__DIRECTIONS__. Locate the string "felettesek" in the listing below. Copy every line where it is found.

Saved data entries
-.-.-
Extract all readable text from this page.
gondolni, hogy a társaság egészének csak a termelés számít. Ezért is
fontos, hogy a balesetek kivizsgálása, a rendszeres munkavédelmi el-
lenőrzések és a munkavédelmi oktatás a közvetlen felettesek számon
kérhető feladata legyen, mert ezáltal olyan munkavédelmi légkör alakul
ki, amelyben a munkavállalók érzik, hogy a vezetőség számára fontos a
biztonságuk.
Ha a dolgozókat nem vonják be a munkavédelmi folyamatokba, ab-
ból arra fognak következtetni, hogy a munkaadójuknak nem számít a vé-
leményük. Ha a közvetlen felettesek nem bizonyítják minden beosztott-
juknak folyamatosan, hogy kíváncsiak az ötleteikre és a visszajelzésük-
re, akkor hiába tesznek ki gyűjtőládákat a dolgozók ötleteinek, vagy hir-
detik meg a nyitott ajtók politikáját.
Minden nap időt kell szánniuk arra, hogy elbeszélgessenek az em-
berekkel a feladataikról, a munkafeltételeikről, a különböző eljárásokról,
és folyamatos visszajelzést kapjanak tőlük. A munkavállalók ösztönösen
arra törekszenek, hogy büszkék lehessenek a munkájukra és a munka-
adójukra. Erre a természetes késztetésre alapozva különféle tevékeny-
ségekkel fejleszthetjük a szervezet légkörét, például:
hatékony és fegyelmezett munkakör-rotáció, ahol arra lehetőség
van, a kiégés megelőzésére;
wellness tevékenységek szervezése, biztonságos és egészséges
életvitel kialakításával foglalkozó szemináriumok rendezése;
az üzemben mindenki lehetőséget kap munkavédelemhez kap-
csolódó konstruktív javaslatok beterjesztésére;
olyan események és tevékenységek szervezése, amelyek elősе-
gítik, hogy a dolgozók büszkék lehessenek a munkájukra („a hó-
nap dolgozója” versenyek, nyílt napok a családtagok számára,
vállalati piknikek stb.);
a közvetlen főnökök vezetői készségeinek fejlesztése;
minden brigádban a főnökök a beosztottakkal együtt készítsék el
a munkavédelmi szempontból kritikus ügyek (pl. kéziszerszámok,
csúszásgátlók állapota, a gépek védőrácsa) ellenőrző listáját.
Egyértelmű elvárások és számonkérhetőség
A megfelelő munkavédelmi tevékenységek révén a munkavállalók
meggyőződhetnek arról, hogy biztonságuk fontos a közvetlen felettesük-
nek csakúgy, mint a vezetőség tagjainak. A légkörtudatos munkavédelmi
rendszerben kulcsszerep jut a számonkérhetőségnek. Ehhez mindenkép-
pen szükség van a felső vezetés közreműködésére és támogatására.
-.-.-
__TASK RESULT__.
lenőrzések és a munkavédelmi oktatás a közvetlen felettesek számon
leményük. Ha a közvetlen felettesek nem bizonyítják minden beosztott-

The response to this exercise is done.